Kamis, 26 Oktober 2017

Menelisik Pemilih Pragmatis Dalam Pileg - Literatur 4

Prilaku dan Tipologi Pemilih Pada Pilkada Didalam UU No 8 Tahun 2012 Pemilih didefinisikan sebagai Warga Negara Indonesia yang telah genap berumur 17 (tujuh belas) tahun atau lebih atau sudah/pernah kawin. Definisi yang sama juga dalam UU No 42 Tahun 2008 Tentang Pemilu Presiden dan Wakil Presiden. Intinya warga negara yang berusia 17 tahun atau sudah menikah tersebut diinventarisir, didaftarkan dan ditetapkan dalam DPT oleh KPU agar yang bersangkutan dapat memberikan hak pilihnya dalam Pemilu.

PERILAKU PEMILIH
Perilaku pemilih merupakan tingkah laku pemilih atau tindakan individu yang memiliki hak pilih dalam proses pemberian suara dalam penyelenggaraan pemilihan umum serta latar belakang seseorang melakukan tindakan tersebut. Tingkah laku atau tindakan individu dalam proses pemberian suara itu meliputi tiga aspek yaitu preferensi (orientasi terhadap isu, orientasi terhadap kualitas personal kandidat, identifikasi partai), aktivitas (keterlibatan dalam partai politik tertentu, keterlibatan dalam setiap kampanye, kehadiran dalam pemungutan suara) dan pilihan terhadap salah satu partai politik tertentu. Dalam memahami perilaku pemilih para pakar seringkali menggunakan 4 (empat) model pendekatan, diantaranya sebagai berikut :

1) Model sosiologis (sociological theory)

**YANG DIMINTA:** Sunting bagian teks tentang perilaku pemilih, dari "Prilaku dan Tipologi" sampai "pilihnya dalam Pemilu.", dengan mengganti "KPU" menjadi "Komisi Pemilihan Umum", lalu tuliskan bagian itu.

**DATA TERSEDIA:**
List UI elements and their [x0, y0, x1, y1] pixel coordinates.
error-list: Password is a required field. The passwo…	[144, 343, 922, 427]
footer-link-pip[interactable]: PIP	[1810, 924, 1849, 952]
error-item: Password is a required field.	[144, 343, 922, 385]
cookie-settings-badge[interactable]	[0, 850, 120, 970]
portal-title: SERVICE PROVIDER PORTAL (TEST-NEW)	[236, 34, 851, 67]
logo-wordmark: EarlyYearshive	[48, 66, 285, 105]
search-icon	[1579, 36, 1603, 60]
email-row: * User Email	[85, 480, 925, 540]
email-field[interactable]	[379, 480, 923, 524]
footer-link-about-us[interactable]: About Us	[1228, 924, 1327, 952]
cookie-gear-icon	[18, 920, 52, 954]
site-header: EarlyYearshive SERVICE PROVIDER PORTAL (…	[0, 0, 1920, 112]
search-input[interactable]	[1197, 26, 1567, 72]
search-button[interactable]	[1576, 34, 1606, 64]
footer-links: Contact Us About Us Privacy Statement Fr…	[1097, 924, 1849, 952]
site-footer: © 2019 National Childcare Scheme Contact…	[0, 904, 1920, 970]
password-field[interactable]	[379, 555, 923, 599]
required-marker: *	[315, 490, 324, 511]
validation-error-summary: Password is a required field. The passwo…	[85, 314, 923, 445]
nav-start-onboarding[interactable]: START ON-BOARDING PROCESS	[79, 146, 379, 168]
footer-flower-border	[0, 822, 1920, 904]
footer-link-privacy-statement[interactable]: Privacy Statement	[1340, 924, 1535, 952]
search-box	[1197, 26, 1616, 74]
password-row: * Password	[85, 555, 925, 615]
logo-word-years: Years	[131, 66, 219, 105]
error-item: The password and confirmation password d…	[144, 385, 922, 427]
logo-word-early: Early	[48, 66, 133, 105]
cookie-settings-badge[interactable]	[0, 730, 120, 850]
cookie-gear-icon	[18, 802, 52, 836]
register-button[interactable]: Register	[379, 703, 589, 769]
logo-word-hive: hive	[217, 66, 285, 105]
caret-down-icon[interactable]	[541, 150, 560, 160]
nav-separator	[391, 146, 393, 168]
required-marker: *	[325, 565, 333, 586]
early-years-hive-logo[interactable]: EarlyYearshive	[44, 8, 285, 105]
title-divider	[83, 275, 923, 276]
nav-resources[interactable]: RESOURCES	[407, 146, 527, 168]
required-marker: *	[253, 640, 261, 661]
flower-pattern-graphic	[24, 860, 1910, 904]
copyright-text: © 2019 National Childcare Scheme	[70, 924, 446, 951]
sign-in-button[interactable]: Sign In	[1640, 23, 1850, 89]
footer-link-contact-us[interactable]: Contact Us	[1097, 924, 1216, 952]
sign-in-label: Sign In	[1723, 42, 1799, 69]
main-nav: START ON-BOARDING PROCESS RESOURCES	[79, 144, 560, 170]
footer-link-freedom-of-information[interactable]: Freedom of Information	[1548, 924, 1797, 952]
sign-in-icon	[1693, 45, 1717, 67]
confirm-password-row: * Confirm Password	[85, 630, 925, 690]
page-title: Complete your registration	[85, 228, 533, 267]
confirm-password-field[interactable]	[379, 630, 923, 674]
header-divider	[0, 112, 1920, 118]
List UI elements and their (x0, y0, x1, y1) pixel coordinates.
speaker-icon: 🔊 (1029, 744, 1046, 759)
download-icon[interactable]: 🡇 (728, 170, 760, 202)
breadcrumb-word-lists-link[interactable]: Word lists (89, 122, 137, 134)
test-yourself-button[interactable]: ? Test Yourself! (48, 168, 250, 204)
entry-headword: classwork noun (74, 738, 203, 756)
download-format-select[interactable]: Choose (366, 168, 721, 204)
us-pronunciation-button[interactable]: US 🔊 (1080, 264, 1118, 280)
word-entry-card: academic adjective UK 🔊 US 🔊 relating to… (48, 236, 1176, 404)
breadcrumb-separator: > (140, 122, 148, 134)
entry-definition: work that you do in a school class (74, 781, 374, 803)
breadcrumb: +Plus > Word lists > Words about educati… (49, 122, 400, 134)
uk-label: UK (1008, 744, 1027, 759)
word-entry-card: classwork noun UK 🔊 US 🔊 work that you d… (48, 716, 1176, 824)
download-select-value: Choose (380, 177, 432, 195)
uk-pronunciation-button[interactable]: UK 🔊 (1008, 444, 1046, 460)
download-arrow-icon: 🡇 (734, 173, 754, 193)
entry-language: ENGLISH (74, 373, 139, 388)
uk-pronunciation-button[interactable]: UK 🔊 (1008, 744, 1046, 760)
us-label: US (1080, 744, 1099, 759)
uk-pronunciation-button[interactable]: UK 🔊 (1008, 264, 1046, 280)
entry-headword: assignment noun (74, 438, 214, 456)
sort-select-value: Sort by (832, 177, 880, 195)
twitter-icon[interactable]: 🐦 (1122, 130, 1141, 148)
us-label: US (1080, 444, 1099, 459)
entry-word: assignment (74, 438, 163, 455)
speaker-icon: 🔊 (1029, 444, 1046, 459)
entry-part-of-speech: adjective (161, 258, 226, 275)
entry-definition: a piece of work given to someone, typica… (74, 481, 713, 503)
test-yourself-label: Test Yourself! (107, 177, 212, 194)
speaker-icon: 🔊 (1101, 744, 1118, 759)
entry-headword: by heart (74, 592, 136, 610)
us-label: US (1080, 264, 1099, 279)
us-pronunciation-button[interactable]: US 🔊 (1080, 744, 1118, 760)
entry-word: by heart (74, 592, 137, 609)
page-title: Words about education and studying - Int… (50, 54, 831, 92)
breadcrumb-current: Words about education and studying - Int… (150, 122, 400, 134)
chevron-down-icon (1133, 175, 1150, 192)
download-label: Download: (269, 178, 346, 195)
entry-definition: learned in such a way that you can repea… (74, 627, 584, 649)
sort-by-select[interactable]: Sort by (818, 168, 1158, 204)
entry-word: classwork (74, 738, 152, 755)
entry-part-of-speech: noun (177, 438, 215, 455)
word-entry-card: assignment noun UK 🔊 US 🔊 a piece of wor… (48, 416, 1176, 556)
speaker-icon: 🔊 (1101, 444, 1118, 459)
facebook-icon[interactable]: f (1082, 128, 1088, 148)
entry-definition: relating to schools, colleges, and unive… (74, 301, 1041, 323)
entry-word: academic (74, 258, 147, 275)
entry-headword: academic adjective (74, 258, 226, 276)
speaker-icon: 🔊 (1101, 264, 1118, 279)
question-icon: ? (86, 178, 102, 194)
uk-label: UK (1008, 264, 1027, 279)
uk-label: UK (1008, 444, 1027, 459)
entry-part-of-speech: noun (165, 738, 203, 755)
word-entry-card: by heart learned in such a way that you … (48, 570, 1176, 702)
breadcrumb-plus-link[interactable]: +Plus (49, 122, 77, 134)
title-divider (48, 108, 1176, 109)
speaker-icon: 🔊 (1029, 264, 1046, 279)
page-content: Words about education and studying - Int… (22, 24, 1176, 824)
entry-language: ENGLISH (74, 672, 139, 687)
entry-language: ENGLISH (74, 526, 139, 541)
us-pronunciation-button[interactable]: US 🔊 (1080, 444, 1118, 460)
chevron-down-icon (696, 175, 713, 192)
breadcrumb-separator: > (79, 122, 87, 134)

**JAWABAN TERTULIS:**
Prilaku dan Tipologi Pemilih Pada Pilkada Didalam UU No 8 Tahun 2012 Pemilih didefinisikan sebagai Warga Negara Indonesia yang telah genap berumur 17 (tujuh belas) tahun atau lebih atau sudah/pernah kawin. Definisi yang sama juga dalam UU No 42 Tahun 2008 Tentang Pemilu Presiden dan Wakil Presiden. Intinya warga negara yang berusia 17 tahun atau sudah menikah tersebut diinventarisir, didaftarkan dan ditetapkan dalam DPT oleh Komisi Pemilihan Umum agar yang bersangkutan dapat memberikan hak pilihnya dalam Pemilu.